TASK BRIEF -
Locate every line that holds the string "from" and copy it.
>> START PROVIDED INFORMATION
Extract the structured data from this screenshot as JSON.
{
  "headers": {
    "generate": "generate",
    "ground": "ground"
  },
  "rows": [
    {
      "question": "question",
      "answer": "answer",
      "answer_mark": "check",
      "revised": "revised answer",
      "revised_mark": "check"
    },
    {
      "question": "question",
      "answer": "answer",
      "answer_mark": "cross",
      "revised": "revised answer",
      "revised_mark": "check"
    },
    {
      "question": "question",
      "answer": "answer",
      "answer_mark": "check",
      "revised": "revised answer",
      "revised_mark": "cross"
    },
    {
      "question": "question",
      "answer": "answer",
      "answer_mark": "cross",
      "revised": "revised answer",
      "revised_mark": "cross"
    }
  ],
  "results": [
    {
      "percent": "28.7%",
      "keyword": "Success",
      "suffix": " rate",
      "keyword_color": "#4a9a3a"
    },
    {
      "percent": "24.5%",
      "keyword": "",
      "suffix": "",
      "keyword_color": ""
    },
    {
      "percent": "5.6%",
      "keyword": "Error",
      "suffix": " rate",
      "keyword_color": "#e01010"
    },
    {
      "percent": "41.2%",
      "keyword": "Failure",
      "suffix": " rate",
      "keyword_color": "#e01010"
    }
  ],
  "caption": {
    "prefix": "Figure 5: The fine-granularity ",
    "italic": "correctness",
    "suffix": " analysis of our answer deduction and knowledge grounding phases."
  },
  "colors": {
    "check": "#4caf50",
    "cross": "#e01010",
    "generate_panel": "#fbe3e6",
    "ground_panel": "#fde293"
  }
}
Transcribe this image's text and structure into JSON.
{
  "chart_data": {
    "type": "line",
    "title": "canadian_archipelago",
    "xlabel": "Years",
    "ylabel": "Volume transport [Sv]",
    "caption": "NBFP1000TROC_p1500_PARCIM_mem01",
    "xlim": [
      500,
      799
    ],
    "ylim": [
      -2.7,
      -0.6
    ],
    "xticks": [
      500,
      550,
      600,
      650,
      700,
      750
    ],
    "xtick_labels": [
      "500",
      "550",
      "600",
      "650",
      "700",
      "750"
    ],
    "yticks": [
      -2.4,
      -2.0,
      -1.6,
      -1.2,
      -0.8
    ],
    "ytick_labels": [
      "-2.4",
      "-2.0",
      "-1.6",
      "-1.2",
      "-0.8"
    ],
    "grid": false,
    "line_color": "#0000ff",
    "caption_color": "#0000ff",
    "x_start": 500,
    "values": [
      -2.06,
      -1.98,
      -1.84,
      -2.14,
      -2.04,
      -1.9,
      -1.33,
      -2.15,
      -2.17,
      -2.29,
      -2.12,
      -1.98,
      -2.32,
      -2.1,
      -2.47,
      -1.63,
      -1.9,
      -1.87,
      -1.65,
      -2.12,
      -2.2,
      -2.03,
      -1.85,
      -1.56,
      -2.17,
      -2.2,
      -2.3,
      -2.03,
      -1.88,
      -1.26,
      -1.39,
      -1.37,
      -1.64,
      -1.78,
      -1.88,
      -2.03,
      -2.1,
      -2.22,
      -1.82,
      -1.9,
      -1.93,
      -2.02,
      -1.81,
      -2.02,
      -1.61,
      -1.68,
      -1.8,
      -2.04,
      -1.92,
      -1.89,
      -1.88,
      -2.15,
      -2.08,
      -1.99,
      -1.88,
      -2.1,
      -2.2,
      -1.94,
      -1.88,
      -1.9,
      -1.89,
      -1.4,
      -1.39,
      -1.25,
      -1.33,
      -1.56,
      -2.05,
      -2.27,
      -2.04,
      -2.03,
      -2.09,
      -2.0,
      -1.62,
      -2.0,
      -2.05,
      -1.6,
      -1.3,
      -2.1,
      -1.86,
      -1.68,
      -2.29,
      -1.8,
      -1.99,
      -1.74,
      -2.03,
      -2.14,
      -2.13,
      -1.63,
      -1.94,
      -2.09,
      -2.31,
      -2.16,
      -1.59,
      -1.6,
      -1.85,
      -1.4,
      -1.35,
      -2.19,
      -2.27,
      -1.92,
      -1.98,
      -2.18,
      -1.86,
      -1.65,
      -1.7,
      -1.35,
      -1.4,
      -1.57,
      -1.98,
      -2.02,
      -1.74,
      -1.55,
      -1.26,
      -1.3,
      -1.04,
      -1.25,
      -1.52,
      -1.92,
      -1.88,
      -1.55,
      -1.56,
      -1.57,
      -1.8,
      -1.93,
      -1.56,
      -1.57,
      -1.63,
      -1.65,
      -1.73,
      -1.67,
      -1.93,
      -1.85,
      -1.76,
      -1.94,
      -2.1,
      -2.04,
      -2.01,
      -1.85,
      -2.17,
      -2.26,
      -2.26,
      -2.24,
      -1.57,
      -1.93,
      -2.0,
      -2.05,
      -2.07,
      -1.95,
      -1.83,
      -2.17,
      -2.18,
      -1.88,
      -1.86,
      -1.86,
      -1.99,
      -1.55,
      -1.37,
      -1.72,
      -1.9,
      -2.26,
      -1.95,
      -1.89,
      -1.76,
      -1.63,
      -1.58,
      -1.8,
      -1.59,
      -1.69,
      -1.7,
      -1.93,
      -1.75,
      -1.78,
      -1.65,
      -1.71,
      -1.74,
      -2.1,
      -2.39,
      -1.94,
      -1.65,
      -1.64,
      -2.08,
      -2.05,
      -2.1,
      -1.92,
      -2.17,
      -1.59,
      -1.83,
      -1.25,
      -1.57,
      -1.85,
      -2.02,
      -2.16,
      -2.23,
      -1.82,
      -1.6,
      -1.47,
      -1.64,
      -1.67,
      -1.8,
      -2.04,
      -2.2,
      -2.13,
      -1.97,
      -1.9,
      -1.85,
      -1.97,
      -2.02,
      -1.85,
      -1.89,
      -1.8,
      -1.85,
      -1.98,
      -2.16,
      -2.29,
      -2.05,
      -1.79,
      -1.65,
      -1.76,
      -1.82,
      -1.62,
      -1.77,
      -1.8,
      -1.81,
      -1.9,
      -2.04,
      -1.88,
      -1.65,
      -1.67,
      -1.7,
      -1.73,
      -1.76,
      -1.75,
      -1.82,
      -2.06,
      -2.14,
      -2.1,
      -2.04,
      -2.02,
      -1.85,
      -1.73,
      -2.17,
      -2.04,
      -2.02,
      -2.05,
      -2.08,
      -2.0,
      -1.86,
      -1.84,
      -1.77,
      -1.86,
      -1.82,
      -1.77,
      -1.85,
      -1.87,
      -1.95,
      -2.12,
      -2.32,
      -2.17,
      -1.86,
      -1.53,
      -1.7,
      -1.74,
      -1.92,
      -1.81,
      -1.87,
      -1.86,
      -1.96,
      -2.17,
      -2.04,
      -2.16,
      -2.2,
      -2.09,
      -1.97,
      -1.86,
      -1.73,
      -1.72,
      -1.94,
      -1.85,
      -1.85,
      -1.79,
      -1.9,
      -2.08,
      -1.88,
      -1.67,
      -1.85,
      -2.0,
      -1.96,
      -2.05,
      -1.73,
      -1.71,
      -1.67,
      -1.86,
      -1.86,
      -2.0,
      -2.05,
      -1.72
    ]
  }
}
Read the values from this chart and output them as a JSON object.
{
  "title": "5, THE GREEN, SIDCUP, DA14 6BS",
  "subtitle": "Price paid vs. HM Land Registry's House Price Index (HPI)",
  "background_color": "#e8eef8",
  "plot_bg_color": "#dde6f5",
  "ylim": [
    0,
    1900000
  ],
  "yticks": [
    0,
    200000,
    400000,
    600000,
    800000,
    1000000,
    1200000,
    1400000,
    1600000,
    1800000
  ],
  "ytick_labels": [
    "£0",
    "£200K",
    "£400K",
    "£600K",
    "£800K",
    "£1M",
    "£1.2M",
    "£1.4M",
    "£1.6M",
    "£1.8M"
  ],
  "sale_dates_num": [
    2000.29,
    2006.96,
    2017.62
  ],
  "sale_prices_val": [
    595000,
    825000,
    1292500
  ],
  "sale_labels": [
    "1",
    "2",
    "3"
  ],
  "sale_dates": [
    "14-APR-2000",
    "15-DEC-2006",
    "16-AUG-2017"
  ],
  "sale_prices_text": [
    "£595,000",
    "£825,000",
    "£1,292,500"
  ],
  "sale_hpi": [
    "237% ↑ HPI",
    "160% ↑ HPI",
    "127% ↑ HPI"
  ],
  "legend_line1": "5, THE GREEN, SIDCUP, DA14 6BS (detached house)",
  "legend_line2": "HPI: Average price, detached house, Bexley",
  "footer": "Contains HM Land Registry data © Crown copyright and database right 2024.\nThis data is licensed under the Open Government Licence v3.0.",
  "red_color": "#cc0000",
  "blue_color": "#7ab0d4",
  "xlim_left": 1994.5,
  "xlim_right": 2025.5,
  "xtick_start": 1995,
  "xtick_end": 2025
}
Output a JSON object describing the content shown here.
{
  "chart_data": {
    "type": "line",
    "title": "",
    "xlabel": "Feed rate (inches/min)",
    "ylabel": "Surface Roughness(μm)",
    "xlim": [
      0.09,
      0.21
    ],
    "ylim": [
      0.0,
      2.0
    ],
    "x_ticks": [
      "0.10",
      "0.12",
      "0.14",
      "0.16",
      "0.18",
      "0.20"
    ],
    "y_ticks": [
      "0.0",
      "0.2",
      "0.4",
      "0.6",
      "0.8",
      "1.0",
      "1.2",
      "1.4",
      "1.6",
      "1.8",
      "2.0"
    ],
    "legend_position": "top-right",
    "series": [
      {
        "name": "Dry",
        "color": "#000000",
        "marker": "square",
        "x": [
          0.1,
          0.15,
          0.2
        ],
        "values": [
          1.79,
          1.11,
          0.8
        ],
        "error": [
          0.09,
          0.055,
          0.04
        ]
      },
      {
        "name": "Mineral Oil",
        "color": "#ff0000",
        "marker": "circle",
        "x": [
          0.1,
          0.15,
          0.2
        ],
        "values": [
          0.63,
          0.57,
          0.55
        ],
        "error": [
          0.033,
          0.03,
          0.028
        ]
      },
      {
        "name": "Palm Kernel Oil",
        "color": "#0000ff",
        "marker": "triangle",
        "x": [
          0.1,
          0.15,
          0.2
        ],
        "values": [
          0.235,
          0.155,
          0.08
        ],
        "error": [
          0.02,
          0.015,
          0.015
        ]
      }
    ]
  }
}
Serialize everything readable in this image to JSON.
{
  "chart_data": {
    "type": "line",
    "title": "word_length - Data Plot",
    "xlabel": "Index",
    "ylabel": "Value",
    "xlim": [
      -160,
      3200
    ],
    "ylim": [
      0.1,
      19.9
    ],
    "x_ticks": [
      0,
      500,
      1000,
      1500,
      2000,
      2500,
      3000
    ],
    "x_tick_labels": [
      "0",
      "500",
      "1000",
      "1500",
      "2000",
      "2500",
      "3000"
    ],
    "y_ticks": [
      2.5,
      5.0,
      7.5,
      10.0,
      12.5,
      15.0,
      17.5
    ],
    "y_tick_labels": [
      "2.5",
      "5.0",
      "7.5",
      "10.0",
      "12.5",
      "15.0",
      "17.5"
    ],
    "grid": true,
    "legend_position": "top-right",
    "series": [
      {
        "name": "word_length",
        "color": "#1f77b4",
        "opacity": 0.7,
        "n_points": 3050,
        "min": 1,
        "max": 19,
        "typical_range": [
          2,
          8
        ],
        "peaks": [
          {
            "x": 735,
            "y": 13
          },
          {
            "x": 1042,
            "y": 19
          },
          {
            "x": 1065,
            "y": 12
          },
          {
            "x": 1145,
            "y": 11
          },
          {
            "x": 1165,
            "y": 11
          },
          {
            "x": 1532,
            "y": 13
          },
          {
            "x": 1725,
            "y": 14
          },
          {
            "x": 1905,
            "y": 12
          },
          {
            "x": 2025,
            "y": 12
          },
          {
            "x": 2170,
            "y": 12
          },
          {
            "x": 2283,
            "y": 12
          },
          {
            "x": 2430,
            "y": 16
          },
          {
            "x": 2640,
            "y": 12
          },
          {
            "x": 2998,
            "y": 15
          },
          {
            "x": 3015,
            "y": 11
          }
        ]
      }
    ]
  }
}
>> END PROVIDED INFORMATION
THE SOLUTION -
Extract the structured data from this screenshot as JSON.
Read the values from this chart and output them as a JSON object.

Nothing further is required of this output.